[Begin INPUT]

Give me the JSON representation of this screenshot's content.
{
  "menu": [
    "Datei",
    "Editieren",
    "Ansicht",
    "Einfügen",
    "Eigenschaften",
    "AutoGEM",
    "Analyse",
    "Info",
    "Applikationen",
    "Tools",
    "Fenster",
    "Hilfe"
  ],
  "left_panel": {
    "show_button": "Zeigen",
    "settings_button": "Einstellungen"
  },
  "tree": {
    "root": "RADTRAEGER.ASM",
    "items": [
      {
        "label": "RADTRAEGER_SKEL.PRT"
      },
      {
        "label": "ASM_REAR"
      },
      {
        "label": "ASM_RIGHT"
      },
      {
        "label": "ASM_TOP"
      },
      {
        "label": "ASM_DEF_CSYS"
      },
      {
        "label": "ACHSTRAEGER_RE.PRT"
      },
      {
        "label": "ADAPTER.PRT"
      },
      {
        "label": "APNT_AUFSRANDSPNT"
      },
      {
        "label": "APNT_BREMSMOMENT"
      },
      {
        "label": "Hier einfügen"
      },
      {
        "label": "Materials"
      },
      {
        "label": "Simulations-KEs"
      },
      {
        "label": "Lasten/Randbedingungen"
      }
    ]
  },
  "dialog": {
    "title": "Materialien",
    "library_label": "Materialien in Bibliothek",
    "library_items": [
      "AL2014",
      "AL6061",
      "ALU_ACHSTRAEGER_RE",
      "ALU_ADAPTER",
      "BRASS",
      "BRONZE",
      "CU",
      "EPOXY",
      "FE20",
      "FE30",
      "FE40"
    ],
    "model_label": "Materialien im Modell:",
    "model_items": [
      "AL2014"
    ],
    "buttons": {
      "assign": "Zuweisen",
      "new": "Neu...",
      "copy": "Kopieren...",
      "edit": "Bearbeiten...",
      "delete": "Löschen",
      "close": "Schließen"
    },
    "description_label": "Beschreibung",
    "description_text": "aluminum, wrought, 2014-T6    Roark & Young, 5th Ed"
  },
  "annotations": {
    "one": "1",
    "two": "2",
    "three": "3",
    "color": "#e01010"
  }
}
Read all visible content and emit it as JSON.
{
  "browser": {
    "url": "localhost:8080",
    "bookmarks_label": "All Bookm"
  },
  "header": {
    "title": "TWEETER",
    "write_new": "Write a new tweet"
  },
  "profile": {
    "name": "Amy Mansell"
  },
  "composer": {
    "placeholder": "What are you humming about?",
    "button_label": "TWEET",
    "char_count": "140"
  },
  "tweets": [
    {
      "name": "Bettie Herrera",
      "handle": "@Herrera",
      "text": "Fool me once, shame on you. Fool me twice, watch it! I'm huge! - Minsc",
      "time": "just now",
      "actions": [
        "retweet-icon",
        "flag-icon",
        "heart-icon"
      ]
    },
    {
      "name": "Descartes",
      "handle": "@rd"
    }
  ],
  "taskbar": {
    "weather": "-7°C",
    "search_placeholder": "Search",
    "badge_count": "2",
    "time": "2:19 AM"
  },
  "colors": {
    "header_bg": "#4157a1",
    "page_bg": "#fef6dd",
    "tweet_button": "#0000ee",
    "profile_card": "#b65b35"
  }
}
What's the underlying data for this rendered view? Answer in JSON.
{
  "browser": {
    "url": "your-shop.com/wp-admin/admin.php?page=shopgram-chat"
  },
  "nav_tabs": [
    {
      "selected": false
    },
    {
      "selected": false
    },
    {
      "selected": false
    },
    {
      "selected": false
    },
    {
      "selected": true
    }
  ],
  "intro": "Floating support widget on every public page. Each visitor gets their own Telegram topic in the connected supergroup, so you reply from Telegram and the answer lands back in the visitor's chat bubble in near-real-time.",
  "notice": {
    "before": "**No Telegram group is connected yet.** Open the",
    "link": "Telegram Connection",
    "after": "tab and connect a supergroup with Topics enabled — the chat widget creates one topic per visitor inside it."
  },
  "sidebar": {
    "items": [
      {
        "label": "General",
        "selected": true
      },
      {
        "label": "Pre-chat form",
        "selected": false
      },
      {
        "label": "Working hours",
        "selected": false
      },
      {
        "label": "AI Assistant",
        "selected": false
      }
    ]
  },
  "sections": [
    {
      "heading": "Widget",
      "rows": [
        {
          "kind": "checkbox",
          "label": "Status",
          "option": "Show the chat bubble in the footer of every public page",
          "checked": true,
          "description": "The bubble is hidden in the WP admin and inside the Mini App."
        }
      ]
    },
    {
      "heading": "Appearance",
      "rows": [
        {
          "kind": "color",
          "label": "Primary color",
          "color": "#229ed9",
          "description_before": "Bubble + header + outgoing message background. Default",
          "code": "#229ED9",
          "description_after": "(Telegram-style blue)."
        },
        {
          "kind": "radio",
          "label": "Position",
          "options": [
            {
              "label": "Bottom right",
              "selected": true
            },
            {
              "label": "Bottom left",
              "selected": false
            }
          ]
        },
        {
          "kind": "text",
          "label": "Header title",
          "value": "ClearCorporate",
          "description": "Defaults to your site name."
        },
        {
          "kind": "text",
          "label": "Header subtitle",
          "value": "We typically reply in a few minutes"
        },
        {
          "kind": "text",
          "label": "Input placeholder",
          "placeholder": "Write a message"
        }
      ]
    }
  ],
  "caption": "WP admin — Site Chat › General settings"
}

[End INPUT]

> TASK DIRECTIONS:
Repeat the material above in full, keeping every word.

> TASK SOLUTION:
Give me the JSON representation of this screenshot's content.
{
  "menu": [
    "Datei",
    "Editieren",
    "Ansicht",
    "Einfügen",
    "Eigenschaften",
    "AutoGEM",
    "Analyse",
    "Info",
    "Applikationen",
    "Tools",
    "Fenster",
    "Hilfe"
  ],
  "left_panel": {
    "show_button": "Zeigen",
    "settings_button": "Einstellungen"
  },
  "tree": {
    "root": "RADTRAEGER.ASM",
    "items": [
      {
        "label": "RADTRAEGER_SKEL.PRT"
      },
      {
        "label": "ASM_REAR"
      },
      {
        "label": "ASM_RIGHT"
      },
      {
        "label": "ASM_TOP"
      },
      {
        "label": "ASM_DEF_CSYS"
      },
      {
        "label": "ACHSTRAEGER_RE.PRT"
      },
      {
        "label": "ADAPTER.PRT"
      },
      {
        "label": "APNT_AUFSRANDSPNT"
      },
      {
        "label": "APNT_BREMSMOMENT"
      },
      {
        "label": "Hier einfügen"
      },
      {
        "label": "Materials"
      },
      {
        "label": "Simulations-KEs"
      },
      {
        "label": "Lasten/Randbedingungen"
      }
    ]
  },
  "dialog": {
    "title": "Materialien",
    "library_label": "Materialien in Bibliothek",
    "library_items": [
      "AL2014",
      "AL6061",
      "ALU_ACHSTRAEGER_RE",
      "ALU_ADAPTER",
      "BRASS",
      "BRONZE",
      "CU",
      "EPOXY",
      "FE20",
      "FE30",
      "FE40"
    ],
    "model_label": "Materialien im Modell:",
    "model_items": [
      "AL2014"
    ],
    "buttons": {
      "assign": "Zuweisen",
      "new": "Neu...",
      "copy": "Kopieren...",
      "edit": "Bearbeiten...",
      "delete": "Löschen",
      "close": "Schließen"
    },
    "description_label": "Beschreibung",
    "description_text": "aluminum, wrought, 2014-T6    Roark & Young, 5th Ed"
  },
  "annotations": {
    "one": "1",
    "two": "2",
    "three": "3",
    "color": "#e01010"
  }
}
Read all visible content and emit it as JSON.
{
  "browser": {
    "url": "localhost:8080",
    "bookmarks_label": "All Bookm"
  },
  "header": {
    "title": "TWEETER",
    "write_new": "Write a new tweet"
  },
  "profile": {
    "name": "Amy Mansell"
  },
  "composer": {
    "placeholder": "What are you humming about?",
    "button_label": "TWEET",
    "char_count": "140"
  },
  "tweets": [
    {
      "name": "Bettie Herrera",
      "handle": "@Herrera",
      "text": "Fool me once, shame on you. Fool me twice, watch it! I'm huge! - Minsc",
      "time": "just now",
      "actions": [
        "retweet-icon",
        "flag-icon",
        "heart-icon"
      ]
    },
    {
      "name": "Descartes",
      "handle": "@rd"
    }
  ],
  "taskbar": {
    "weather": "-7°C",
    "search_placeholder": "Search",
    "badge_count": "2",
    "time": "2:19 AM"
  },
  "colors": {
    "header_bg": "#4157a1",
    "page_bg": "#fef6dd",
    "tweet_button": "#0000ee",
    "profile_card": "#b65b35"
  }
}
What's the underlying data for this rendered view? Answer in JSON.
{
  "browser": {
    "url": "your-shop.com/wp-admin/admin.php?page=shopgram-chat"
  },
  "nav_tabs": [
    {
      "selected": false
    },
    {
      "selected": false
    },
    {
      "selected": false
    },
    {
      "selected": false
    },
    {
      "selected": true
    }
  ],
  "intro": "Floating support widget on every public page. Each visitor gets their own Telegram topic in the connected supergroup, so you reply from Telegram and the answer lands back in the visitor's chat bubble in near-real-time.",
  "notice": {
    "before": "**No Telegram group is connected yet.** Open the",
    "link": "Telegram Connection",
    "after": "tab and connect a supergroup with Topics enabled — the chat widget creates one topic per visitor inside it."
  },
  "sidebar": {
    "items": [
      {
        "label": "General",
        "selected": true
      },
      {
        "label": "Pre-chat form",
        "selected": false
      },
      {
        "label": "Working hours",
        "selected": false
      },
      {
        "label": "AI Assistant",
        "selected": false
      }
    ]
  },
  "sections": [
    {
      "heading": "Widget",
      "rows": [
        {
          "kind": "checkbox",
          "label": "Status",
          "option": "Show the chat bubble in the footer of every public page",
          "checked": true,
          "description": "The bubble is hidden in the WP admin and inside the Mini App."
        }
      ]
    },
    {
      "heading": "Appearance",
      "rows": [
        {
          "kind": "color",
          "label": "Primary color",
          "color": "#229ed9",
          "description_before": "Bubble + header + outgoing message background. Default",
          "code": "#229ED9",
          "description_after": "(Telegram-style blue)."
        },
        {
          "kind": "radio",
          "label": "Position",
          "options": [
            {
              "label": "Bottom right",
              "selected": true
            },
            {
              "label": "Bottom left",
              "selected": false
            }
          ]
        },
        {
          "kind": "text",
          "label": "Header title",
          "value": "ClearCorporate",
          "description": "Defaults to your site name."
        },
        {
          "kind": "text",
          "label": "Header subtitle",
          "value": "We typically reply in a few minutes"
        },
        {
          "kind": "text",
          "label": "Input placeholder",
          "placeholder": "Write a message"
        }
      ]
    }
  ],
  "caption": "WP admin — Site Chat › General settings"
}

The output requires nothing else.